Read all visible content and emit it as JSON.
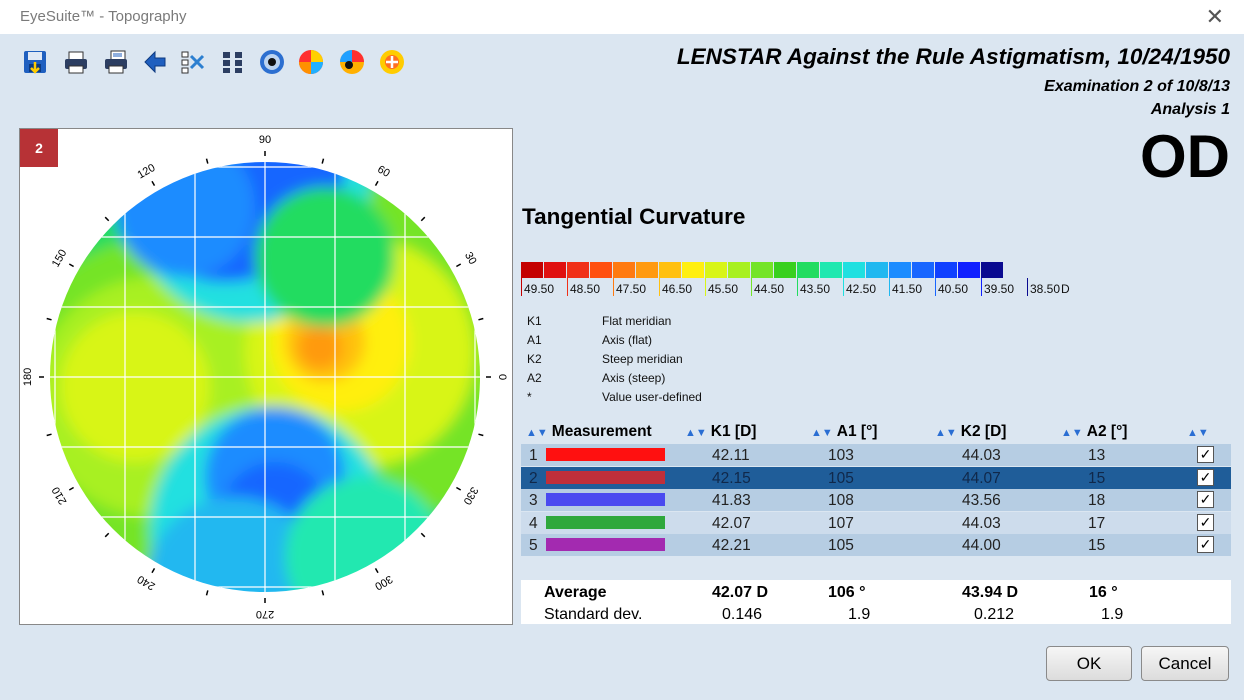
{
  "window": {
    "title": "EyeSuite™ - Topography"
  },
  "header": {
    "title": "LENSTAR Against the Rule Astigmatism,  10/24/1950",
    "examination": "Examination 2 of 10/8/13",
    "analysis": "Analysis 1",
    "eye": "OD"
  },
  "map": {
    "badge": "2",
    "map_type": "Tangential Curvature",
    "axis_labels": [
      "0",
      "30",
      "60",
      "90",
      "120",
      "150",
      "180",
      "210",
      "240",
      "270",
      "300",
      "330"
    ]
  },
  "scale": {
    "colors": [
      "#c40000",
      "#e01010",
      "#f03018",
      "#ff5010",
      "#ff7a10",
      "#ff9a10",
      "#ffc010",
      "#ffef10",
      "#d8f518",
      "#a8f020",
      "#74e428",
      "#38d01e",
      "#22dc60",
      "#20e8b0",
      "#20e0e0",
      "#20b8f0",
      "#1c8cff",
      "#1866ff",
      "#1040ff",
      "#1020ff",
      "#0a0a90"
    ],
    "labels": [
      "49.50",
      "48.50",
      "47.50",
      "46.50",
      "45.50",
      "44.50",
      "43.50",
      "42.50",
      "41.50",
      "40.50",
      "39.50",
      "38.50"
    ],
    "label_colors": [
      "#c40000",
      "#f03018",
      "#ff7a10",
      "#ffc010",
      "#d8f518",
      "#74e428",
      "#22dc60",
      "#20e0e0",
      "#20b8f0",
      "#1866ff",
      "#1020ff",
      "#0a0a90"
    ],
    "unit": "D"
  },
  "legend": [
    {
      "abbr": "K1",
      "desc": "Flat meridian"
    },
    {
      "abbr": "A1",
      "desc": "Axis (flat)"
    },
    {
      "abbr": "K2",
      "desc": "Steep meridian"
    },
    {
      "abbr": "A2",
      "desc": "Axis (steep)"
    },
    {
      "abbr": "*",
      "desc": "Value user-defined"
    }
  ],
  "table": {
    "headers": {
      "measurement": "Measurement",
      "k1": "K1 [D]",
      "a1": "A1 [°]",
      "k2": "K2 [D]",
      "a2": "A2 [°]"
    },
    "rows": [
      {
        "n": "1",
        "color": "#ff1010",
        "k1": "42.11",
        "a1": "103",
        "k2": "44.03",
        "a2": "13",
        "checked": true,
        "selected": false
      },
      {
        "n": "2",
        "color": "#bf2f3a",
        "k1": "42.15",
        "a1": "105",
        "k2": "44.07",
        "a2": "15",
        "checked": true,
        "selected": true
      },
      {
        "n": "3",
        "color": "#4a4af0",
        "k1": "41.83",
        "a1": "108",
        "k2": "43.56",
        "a2": "18",
        "checked": true,
        "selected": false
      },
      {
        "n": "4",
        "color": "#2fa83c",
        "k1": "42.07",
        "a1": "107",
        "k2": "44.03",
        "a2": "17",
        "checked": true,
        "selected": false
      },
      {
        "n": "5",
        "color": "#a32ab0",
        "k1": "42.21",
        "a1": "105",
        "k2": "44.00",
        "a2": "15",
        "checked": true,
        "selected": false
      }
    ],
    "average": {
      "label": "Average",
      "k1": "42.07 D",
      "a1": "106 °",
      "k2": "43.94 D",
      "a2": "16 °"
    },
    "std": {
      "label": "Standard dev.",
      "k1": "0.146",
      "a1": "1.9",
      "k2": "0.212",
      "a2": "1.9"
    }
  },
  "buttons": {
    "ok": "OK",
    "cancel": "Cancel"
  },
  "toolbar": [
    {
      "name": "save-icon"
    },
    {
      "name": "print-icon"
    },
    {
      "name": "print-preview-icon"
    },
    {
      "name": "back-icon"
    },
    {
      "name": "compare-icon"
    },
    {
      "name": "grid-icon"
    },
    {
      "name": "eye-image-icon"
    },
    {
      "name": "topography-map-icon"
    },
    {
      "name": "keratometry-icon"
    },
    {
      "name": "analysis-icon"
    }
  ]
}
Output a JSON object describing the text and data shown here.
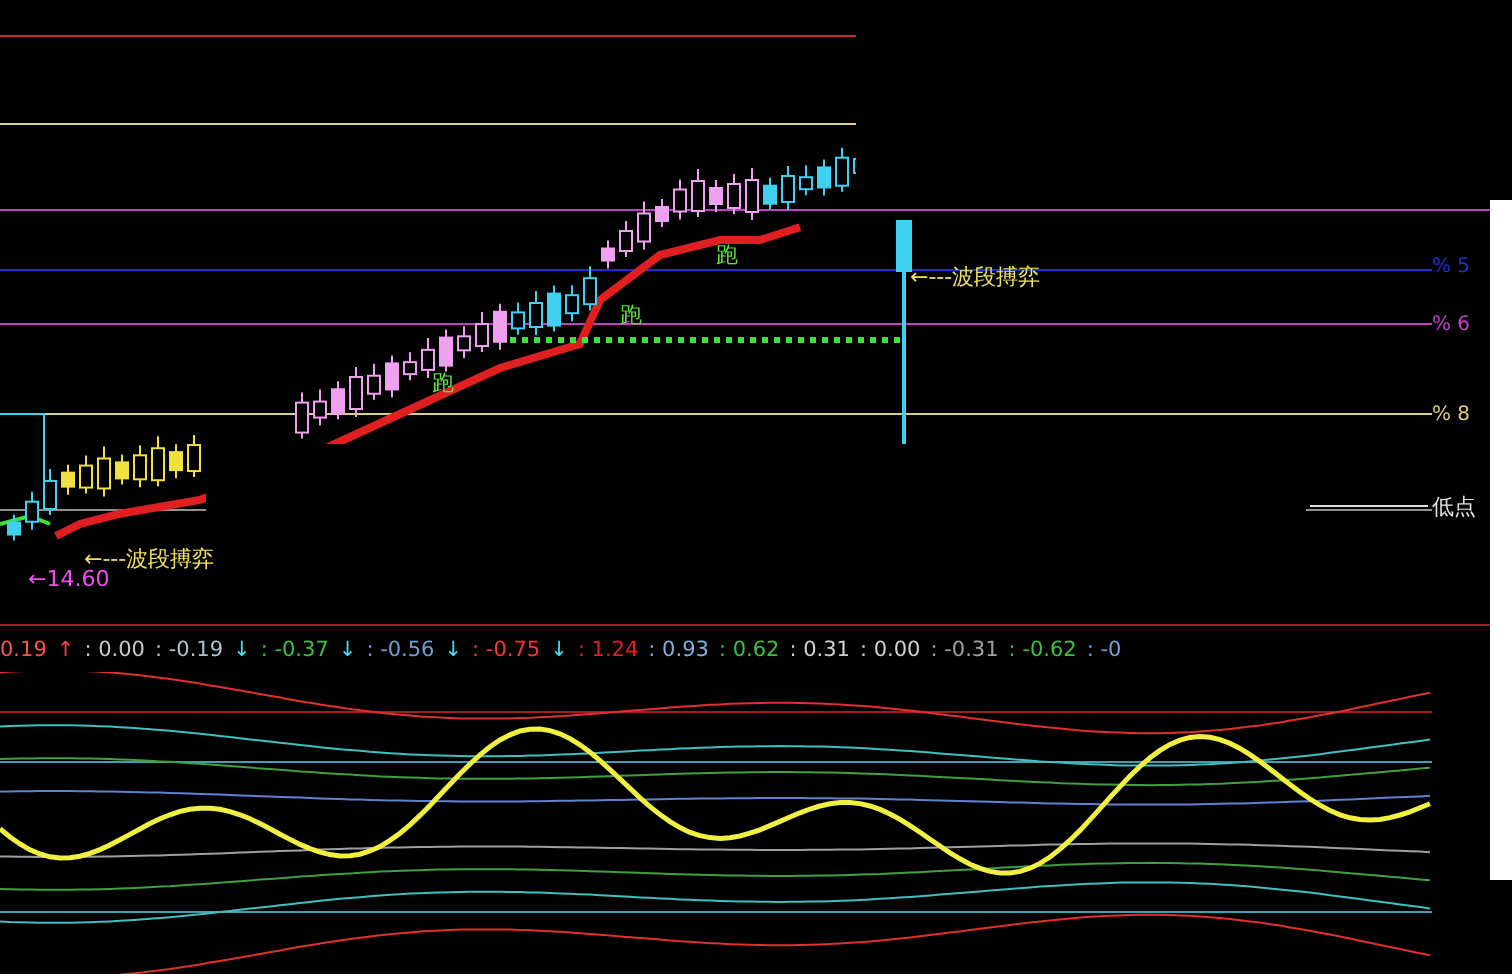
■ ■ ■
- **EXERCISE PROMPT**:
Leave out the pictures and repeat everything else in the records exactly.

- **RESULT OF THE EXERCISE**:
Read all visible content and emit it as JSON.
{
  "window": {
    "title": "EyeSuite™ - Topography"
  },
  "header": {
    "title": "LENSTAR Against the Rule Astigmatism,  10/24/1950",
    "examination": "Examination 2 of 10/8/13",
    "analysis": "Analysis 1",
    "eye": "OD"
  },
  "map": {
    "badge": "2",
    "map_type": "Tangential Curvature",
    "axis_labels": [
      "0",
      "30",
      "60",
      "90",
      "120",
      "150",
      "180",
      "210",
      "240",
      "270",
      "300",
      "330"
    ]
  },
  "scale": {
    "colors": [
      "#c40000",
      "#e01010",
      "#f03018",
      "#ff5010",
      "#ff7a10",
      "#ff9a10",
      "#ffc010",
      "#ffef10",
      "#d8f518",
      "#a8f020",
      "#74e428",
      "#38d01e",
      "#22dc60",
      "#20e8b0",
      "#20e0e0",
      "#20b8f0",
      "#1c8cff",
      "#1866ff",
      "#1040ff",
      "#1020ff",
      "#0a0a90"
    ],
    "labels": [
      "49.50",
      "48.50",
      "47.50",
      "46.50",
      "45.50",
      "44.50",
      "43.50",
      "42.50",
      "41.50",
      "40.50",
      "39.50",
      "38.50"
    ],
    "label_colors": [
      "#c40000",
      "#f03018",
      "#ff7a10",
      "#ffc010",
      "#d8f518",
      "#74e428",
      "#22dc60",
      "#20e0e0",
      "#20b8f0",
      "#1866ff",
      "#1020ff",
      "#0a0a90"
    ],
    "unit": "D"
  },
  "legend": [
    {
      "abbr": "K1",
      "desc": "Flat meridian"
    },
    {
      "abbr": "A1",
      "desc": "Axis (flat)"
    },
    {
      "abbr": "K2",
      "desc": "Steep meridian"
    },
    {
      "abbr": "A2",
      "desc": "Axis (steep)"
    },
    {
      "abbr": "*",
      "desc": "Value user-defined"
    }
  ],
  "table": {
    "headers": {
      "measurement": "Measurement",
      "k1": "K1 [D]",
      "a1": "A1 [°]",
      "k2": "K2 [D]",
      "a2": "A2 [°]"
    },
    "rows": [
      {
        "n": "1",
        "color": "#ff1010",
        "k1": "42.11",
        "a1": "103",
        "k2": "44.03",
        "a2": "13",
        "checked": true,
        "selected": false
      },
      {
        "n": "2",
        "color": "#bf2f3a",
        "k1": "42.15",
        "a1": "105",
        "k2": "44.07",
        "a2": "15",
        "checked": true,
        "selected": true
      },
      {
        "n": "3",
        "color": "#4a4af0",
        "k1": "41.83",
        "a1": "108",
        "k2": "43.56",
        "a2": "18",
        "checked": true,
        "selected": false
      },
      {
        "n": "4",
        "color": "#2fa83c",
        "k1": "42.07",
        "a1": "107",
        "k2": "44.03",
        "a2": "17",
        "checked": true,
        "selected": false
      },
      {
        "n": "5",
        "color": "#a32ab0",
        "k1": "42.21",
        "a1": "105",
        "k2": "44.00",
        "a2": "15",
        "checked": true,
        "selected": false
      }
    ],
    "average": {
      "label": "Average",
      "k1": "42.07 D",
      "a1": "106 °",
      "k2": "43.94 D",
      "a2": "16 °"
    },
    "std": {
      "label": "Standard dev.",
      "k1": "0.146",
      "a1": "1.9",
      "k2": "0.212",
      "a2": "1.9"
    }
  },
  "buttons": {
    "ok": "OK",
    "cancel": "Cancel"
  },
  "toolbar": [
    {
      "name": "save-icon"
    },
    {
      "name": "print-icon"
    },
    {
      "name": "print-preview-icon"
    },
    {
      "name": "back-icon"
    },
    {
      "name": "compare-icon"
    },
    {
      "name": "grid-icon"
    },
    {
      "name": "eye-image-icon"
    },
    {
      "name": "topography-map-icon"
    },
    {
      "name": "keratometry-icon"
    },
    {
      "name": "analysis-icon"
    }
  ]
}
Output a JSON object describing the text and data shown here.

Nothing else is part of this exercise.